### Prompt
Tally the lines of the listing that contain the string "nouvelle". Give the number and nothing else.

### Records for this task
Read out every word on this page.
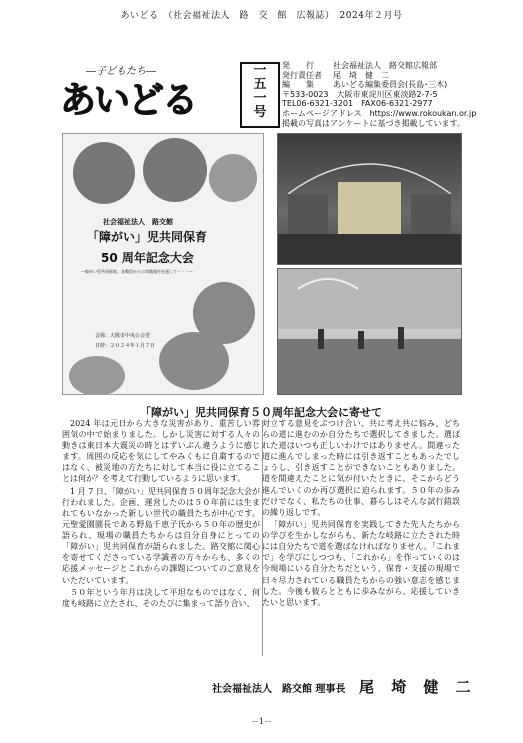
あいどる　（社会福祉法人　路　交　館　広報誌）　2024年２月号
―子どもたち―
あいどる
一
五
一
号
発　　行 社会福祉法人　路交館広報部
発行責任者 尾　埼　健　二
編　　集 あいどる編集委員会(長島･三木)
〒533-0023　大阪市東淀川区東淡路2-7-5
TEL06-6321-3201　FAX06-6321-2977
ホームページアドレス　https://www.rokoukan.or.jp
掲載の写真はアンケートに基づき掲載しています。
社会福祉法人　路交館
「障がい」児共同保育
50 周年記念大会
～障がい児共同保育、各教員からの実践報告を通して・・・～
会場：大阪市中央公会堂
日時：２０２４年１月７日
「障がい」児共同保育５０周年記念大会に寄せて

2024 年は元日から大きな災害があり、重苦しい雰囲気の中で始まりました。しかし災害に対する人々の動きは東日本大震災の時とはずいぶん違うように感じます。周囲の反応を気にしてやみくもに自粛するのではなく、被災地の方たちに対して本当に役に立てることは何か？を考えて行動しているように思います。

1 月 7 日、「障がい」児共同保育５０周年記念大会が行われました。企画、運営したのは５０年前には生まれてもいなかった新しい世代の職員たちが中心です。元聖愛園園長である野島千恵子氏から５０年の歴史が語られ、現場の職員たちからは自分自身にとっての「障がい」児共同保育が語られました。路交館に関心を寄せてくださっている学識者の方々からも、多くの応援メッセージとこれからの課題についてのご意見をいただいています。

５０年という年月は決して平坦なものではなく、何度も岐路に立たされ、そのたびに集まって語り合い、

対立する意見をぶつけ合い、共に考え共に悩み、どちらの道に進むのか自分たちで選択してきました。選ばれた道はいつも正しいわけではありません。間違った道に進んでしまった時には引き返すこともあったでしょうし、引き返すことができないこともありました。道を間違えたことに気が付いたときに、そこからどう進んでいくのか再び選択に迫られます。５０年の歩みだけでなく、私たちの仕事、暮らしはそんな試行錯誤の繰り返しです。

「障がい」児共同保育を実践してきた先人たちからの学びを生かしながらも、新たな岐路に立たされた時には自分たちで道を選ばなければなりません。「これまで」を学びにしつつも、「これから」を作っていくのは今現場にいる自分たちだという、保育・支援の現場で日々尽力されている職員たちからの強い意志を感じました。今後も彼らとともに歩みながら、応援していきたいと思います。

社会福祉法人　路交館 理事長 尾 埼 健 二
－1－
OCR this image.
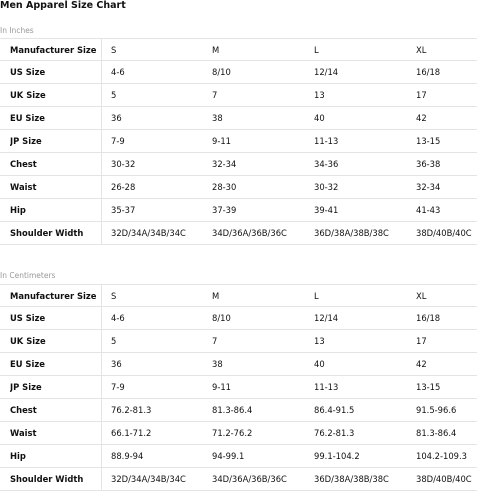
Men Apparel Size Chart
In Inches
Manufacturer Size	S	M	L	XL
US Size	4-6	8/10	12/14	16/18
UK Size	5	7	13	17
EU Size	36	38	40	42
JP Size	7-9	9-11	11-13	13-15
Chest	30-32	32-34	34-36	36-38
Waist	26-28	28-30	30-32	32-34
Hip	35-37	37-39	39-41	41-43
Shoulder Width	32D/34A/34B/34C	34D/36A/36B/36C	36D/38A/38B/38C	38D/40B/40C
In Centimeters
Manufacturer Size	S	M	L	XL
US Size	4-6	8/10	12/14	16/18
UK Size	5	7	13	17
EU Size	36	38	40	42
JP Size	7-9	9-11	11-13	13-15
Chest	76.2-81.3	81.3-86.4	86.4-91.5	91.5-96.6
Waist	66.1-71.2	71.2-76.2	76.2-81.3	81.3-86.4
Hip	88.9-94	94-99.1	99.1-104.2	104.2-109.3
Shoulder Width	32D/34A/34B/34C	34D/36A/36B/36C	36D/38A/38B/38C	38D/40B/40C
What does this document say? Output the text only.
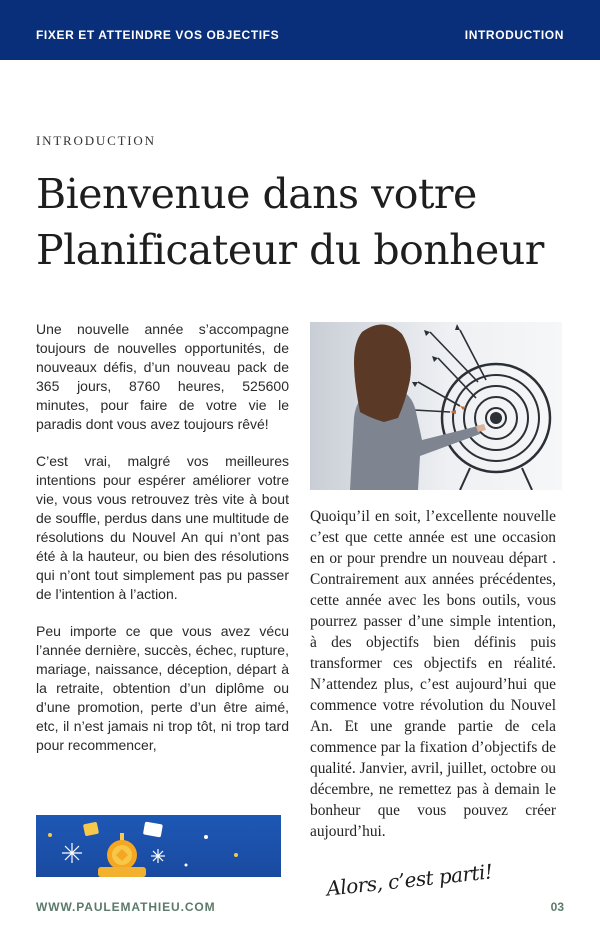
FIXER ET ATTEINDRE VOS OBJECTIFS	INTRODUCTION
INTRODUCTION
Bienvenue dans votre Planificateur du bonheur

Une nouvelle année s’accompagne toujours de nouvelles opportunités, de nouveaux défis, d’un nouveau pack de 365 jours, 8760 heures, 525600 minutes, pour faire de votre vie le paradis dont vous avez toujours rêvé!

C’est vrai, malgré vos meilleures intentions pour espérer améliorer votre vie, vous vous retrouvez très vite à bout de souffle, perdus dans une multitude de résolutions du Nouvel An qui n’ont pas été à la hauteur, ou bien des résolutions qui n’ont tout simplement pas pu passer de l’intention à l’action.

Peu importe ce que vous avez vécu l’année dernière, succès, échec, rupture, mariage, naissance, déception, départ à la retraite, obtention d’un diplôme ou d’une promotion, perte d’un être aimé, etc, il n’est jamais ni trop tôt, ni trop tard pour recommencer,

Quoiqu’il en soit, l’excellente nouvelle c’est que cette année est une occasion en or pour prendre un nouveau départ . Contrairement aux années précédentes, cette année avec les bons outils, vous pourrez passer d’une simple intention, à des objectifs bien définis puis transformer ces objectifs en réalité. N’attendez plus, c’est aujourd’hui que commence votre révolution du Nouvel An. Et une grande partie de cela commence par la fixation d’objectifs de qualité. Janvier, avril, juillet, octobre ou décembre, ne remettez pas à demain le bonheur que vous pouvez créer aujourd’hui.

Alors, c’est parti!
WWW.PAULEMATHIEU.COM	03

### Finished answer
2